→ The task
Omit all pictures. Copy the rest of the material exactly.
* * * * * * * * *
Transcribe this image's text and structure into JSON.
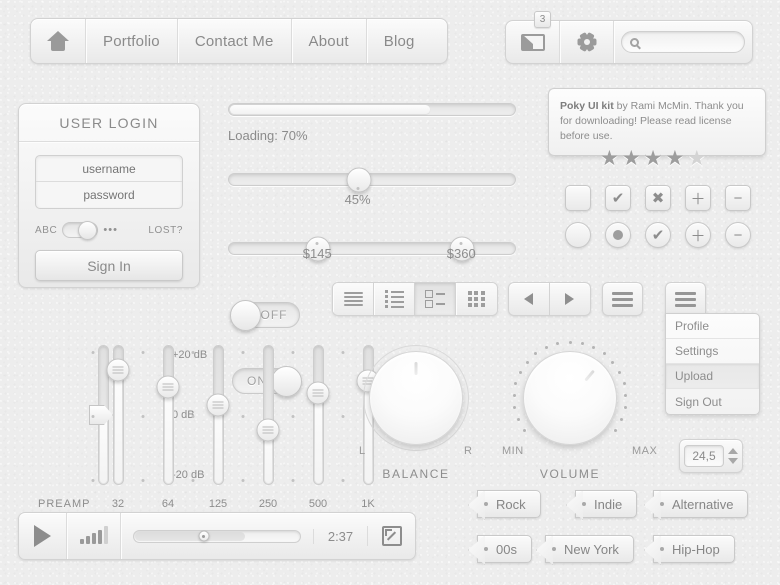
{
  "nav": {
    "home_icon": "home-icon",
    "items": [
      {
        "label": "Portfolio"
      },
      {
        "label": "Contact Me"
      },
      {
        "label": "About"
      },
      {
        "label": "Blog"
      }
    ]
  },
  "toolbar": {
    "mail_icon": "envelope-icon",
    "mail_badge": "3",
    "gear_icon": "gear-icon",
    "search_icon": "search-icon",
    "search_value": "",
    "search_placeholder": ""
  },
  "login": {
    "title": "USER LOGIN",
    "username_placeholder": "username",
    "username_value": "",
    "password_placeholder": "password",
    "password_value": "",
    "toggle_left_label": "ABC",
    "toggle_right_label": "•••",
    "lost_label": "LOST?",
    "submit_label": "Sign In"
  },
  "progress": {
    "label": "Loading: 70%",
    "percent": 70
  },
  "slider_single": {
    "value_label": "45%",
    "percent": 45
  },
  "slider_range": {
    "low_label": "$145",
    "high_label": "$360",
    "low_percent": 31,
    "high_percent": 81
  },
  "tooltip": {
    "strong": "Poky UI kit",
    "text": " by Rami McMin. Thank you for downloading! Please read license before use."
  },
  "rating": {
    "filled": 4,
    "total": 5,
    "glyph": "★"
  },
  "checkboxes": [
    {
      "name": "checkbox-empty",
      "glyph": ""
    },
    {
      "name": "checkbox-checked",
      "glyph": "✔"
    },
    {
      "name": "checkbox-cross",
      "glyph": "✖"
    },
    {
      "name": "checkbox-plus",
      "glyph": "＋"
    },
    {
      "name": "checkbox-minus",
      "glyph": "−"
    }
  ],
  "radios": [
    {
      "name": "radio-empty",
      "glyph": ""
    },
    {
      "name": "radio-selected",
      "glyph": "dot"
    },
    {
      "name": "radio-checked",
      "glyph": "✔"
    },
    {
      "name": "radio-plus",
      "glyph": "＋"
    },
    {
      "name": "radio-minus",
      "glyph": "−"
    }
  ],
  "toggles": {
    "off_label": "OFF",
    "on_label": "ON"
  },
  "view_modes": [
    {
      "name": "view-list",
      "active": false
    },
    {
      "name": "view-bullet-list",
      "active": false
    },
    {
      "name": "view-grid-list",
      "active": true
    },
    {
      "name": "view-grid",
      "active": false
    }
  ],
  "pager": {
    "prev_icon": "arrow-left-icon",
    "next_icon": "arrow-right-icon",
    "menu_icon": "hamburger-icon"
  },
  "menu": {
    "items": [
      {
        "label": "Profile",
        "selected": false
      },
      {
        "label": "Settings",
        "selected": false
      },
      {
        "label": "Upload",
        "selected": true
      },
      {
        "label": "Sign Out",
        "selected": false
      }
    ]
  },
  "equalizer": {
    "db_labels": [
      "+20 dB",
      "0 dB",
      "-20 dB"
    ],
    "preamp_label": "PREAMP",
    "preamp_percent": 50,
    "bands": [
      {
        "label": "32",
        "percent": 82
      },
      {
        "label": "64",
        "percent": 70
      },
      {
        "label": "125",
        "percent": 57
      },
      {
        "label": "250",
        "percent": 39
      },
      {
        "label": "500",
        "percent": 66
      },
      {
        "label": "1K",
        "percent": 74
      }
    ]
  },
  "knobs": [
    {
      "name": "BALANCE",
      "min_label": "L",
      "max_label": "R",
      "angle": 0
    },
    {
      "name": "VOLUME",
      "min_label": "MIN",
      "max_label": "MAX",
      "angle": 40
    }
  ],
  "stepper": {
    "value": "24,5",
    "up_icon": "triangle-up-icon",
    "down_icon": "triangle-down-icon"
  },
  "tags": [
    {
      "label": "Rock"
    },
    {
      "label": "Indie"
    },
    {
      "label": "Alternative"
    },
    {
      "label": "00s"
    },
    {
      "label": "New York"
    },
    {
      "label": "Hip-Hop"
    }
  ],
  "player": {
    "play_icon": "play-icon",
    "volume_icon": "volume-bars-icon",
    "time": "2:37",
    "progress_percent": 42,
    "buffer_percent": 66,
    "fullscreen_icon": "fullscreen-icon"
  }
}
* * * * * * * * *
→ Output of the task
Transcribe this image's text and structure into JSON.
{
  "nav": {
    "home_icon": "home-icon",
    "items": [
      {
        "label": "Portfolio"
      },
      {
        "label": "Contact Me"
      },
      {
        "label": "About"
      },
      {
        "label": "Blog"
      }
    ]
  },
  "toolbar": {
    "mail_icon": "envelope-icon",
    "mail_badge": "3",
    "gear_icon": "gear-icon",
    "search_icon": "search-icon",
    "search_value": "",
    "search_placeholder": ""
  },
  "login": {
    "title": "USER LOGIN",
    "username_placeholder": "username",
    "username_value": "",
    "password_placeholder": "password",
    "password_value": "",
    "toggle_left_label": "ABC",
    "toggle_right_label": "•••",
    "lost_label": "LOST?",
    "submit_label": "Sign In"
  },
  "progress": {
    "label": "Loading: 70%",
    "percent": 70
  },
  "slider_single": {
    "value_label": "45%",
    "percent": 45
  },
  "slider_range": {
    "low_label": "$145",
    "high_label": "$360",
    "low_percent": 31,
    "high_percent": 81
  },
  "tooltip": {
    "strong": "Poky UI kit",
    "text": " by Rami McMin. Thank you for downloading! Please read license before use."
  },
  "rating": {
    "filled": 4,
    "total": 5,
    "glyph": "★"
  },
  "checkboxes": [
    {
      "name": "checkbox-empty",
      "glyph": ""
    },
    {
      "name": "checkbox-checked",
      "glyph": "✔"
    },
    {
      "name": "checkbox-cross",
      "glyph": "✖"
    },
    {
      "name": "checkbox-plus",
      "glyph": "＋"
    },
    {
      "name": "checkbox-minus",
      "glyph": "−"
    }
  ],
  "radios": [
    {
      "name": "radio-empty",
      "glyph": ""
    },
    {
      "name": "radio-selected",
      "glyph": "dot"
    },
    {
      "name": "radio-checked",
      "glyph": "✔"
    },
    {
      "name": "radio-plus",
      "glyph": "＋"
    },
    {
      "name": "radio-minus",
      "glyph": "−"
    }
  ],
  "toggles": {
    "off_label": "OFF",
    "on_label": "ON"
  },
  "view_modes": [
    {
      "name": "view-list",
      "active": false
    },
    {
      "name": "view-bullet-list",
      "active": false
    },
    {
      "name": "view-grid-list",
      "active": true
    },
    {
      "name": "view-grid",
      "active": false
    }
  ],
  "pager": {
    "prev_icon": "arrow-left-icon",
    "next_icon": "arrow-right-icon",
    "menu_icon": "hamburger-icon"
  },
  "menu": {
    "items": [
      {
        "label": "Profile",
        "selected": false
      },
      {
        "label": "Settings",
        "selected": false
      },
      {
        "label": "Upload",
        "selected": true
      },
      {
        "label": "Sign Out",
        "selected": false
      }
    ]
  },
  "equalizer": {
    "db_labels": [
      "+20 dB",
      "0 dB",
      "-20 dB"
    ],
    "preamp_label": "PREAMP",
    "preamp_percent": 50,
    "bands": [
      {
        "label": "32",
        "percent": 82
      },
      {
        "label": "64",
        "percent": 70
      },
      {
        "label": "125",
        "percent": 57
      },
      {
        "label": "250",
        "percent": 39
      },
      {
        "label": "500",
        "percent": 66
      },
      {
        "label": "1K",
        "percent": 74
      }
    ]
  },
  "knobs": [
    {
      "name": "BALANCE",
      "min_label": "L",
      "max_label": "R",
      "angle": 0
    },
    {
      "name": "VOLUME",
      "min_label": "MIN",
      "max_label": "MAX",
      "angle": 40
    }
  ],
  "stepper": {
    "value": "24,5",
    "up_icon": "triangle-up-icon",
    "down_icon": "triangle-down-icon"
  },
  "tags": [
    {
      "label": "Rock"
    },
    {
      "label": "Indie"
    },
    {
      "label": "Alternative"
    },
    {
      "label": "00s"
    },
    {
      "label": "New York"
    },
    {
      "label": "Hip-Hop"
    }
  ],
  "player": {
    "play_icon": "play-icon",
    "volume_icon": "volume-bars-icon",
    "time": "2:37",
    "progress_percent": 42,
    "buffer_percent": 66,
    "fullscreen_icon": "fullscreen-icon"
  }
}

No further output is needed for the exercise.